▶ GOAL OF THE EXERCISE:
Look through the material and copy each line holding "Clair".

▶ DATA:
● ● ● ● ● ● ●

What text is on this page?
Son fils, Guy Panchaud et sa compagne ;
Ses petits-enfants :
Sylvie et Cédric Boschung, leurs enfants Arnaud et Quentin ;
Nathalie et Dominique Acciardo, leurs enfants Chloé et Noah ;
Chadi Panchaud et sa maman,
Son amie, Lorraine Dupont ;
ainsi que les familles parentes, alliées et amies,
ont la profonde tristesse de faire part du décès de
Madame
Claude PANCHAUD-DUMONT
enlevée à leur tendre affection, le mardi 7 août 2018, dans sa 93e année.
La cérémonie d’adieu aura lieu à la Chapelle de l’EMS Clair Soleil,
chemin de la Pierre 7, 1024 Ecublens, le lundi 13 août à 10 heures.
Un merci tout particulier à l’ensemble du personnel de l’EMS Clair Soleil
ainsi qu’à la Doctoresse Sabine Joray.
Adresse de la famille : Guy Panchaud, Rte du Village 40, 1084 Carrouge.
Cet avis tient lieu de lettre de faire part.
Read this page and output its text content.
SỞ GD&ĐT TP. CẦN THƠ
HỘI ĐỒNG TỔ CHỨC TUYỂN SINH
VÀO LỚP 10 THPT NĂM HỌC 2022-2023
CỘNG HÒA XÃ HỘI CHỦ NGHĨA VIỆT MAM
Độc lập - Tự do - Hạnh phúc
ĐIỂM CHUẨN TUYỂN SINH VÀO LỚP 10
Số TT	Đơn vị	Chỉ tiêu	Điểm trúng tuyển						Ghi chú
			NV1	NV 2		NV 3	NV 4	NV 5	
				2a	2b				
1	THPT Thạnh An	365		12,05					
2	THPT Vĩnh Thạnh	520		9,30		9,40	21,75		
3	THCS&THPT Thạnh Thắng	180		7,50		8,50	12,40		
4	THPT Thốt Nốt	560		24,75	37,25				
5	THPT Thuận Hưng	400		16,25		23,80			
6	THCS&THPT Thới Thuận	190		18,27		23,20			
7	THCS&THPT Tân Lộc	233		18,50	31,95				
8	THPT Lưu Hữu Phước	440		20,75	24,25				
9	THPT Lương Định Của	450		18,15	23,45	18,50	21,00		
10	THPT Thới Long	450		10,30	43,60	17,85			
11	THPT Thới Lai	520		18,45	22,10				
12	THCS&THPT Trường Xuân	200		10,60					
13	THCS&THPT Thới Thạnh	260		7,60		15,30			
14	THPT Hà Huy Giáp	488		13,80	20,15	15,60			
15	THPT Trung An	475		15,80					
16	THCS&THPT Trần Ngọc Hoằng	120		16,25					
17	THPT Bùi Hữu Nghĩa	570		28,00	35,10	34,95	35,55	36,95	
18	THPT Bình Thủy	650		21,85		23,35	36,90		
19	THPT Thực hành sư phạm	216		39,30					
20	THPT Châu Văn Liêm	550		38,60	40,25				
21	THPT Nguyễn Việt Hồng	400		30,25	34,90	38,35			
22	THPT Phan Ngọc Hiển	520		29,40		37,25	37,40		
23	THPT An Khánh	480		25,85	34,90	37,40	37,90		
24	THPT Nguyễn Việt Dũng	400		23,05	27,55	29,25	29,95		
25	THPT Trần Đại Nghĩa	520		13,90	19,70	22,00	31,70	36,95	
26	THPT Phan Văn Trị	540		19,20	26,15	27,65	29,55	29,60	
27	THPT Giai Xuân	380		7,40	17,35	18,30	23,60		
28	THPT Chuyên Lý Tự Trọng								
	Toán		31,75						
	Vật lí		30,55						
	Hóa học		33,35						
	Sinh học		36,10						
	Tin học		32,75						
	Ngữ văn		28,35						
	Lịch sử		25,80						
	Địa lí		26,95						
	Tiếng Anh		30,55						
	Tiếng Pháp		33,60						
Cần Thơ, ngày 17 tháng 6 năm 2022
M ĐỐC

● ● ● ● ● ● ●

▶ TASK RESULT:
La cérémonie d’adieu aura lieu à la Chapelle de l’EMS Clair Soleil,
Un merci tout particulier à l’ensemble du personnel de l’EMS Clair Soleil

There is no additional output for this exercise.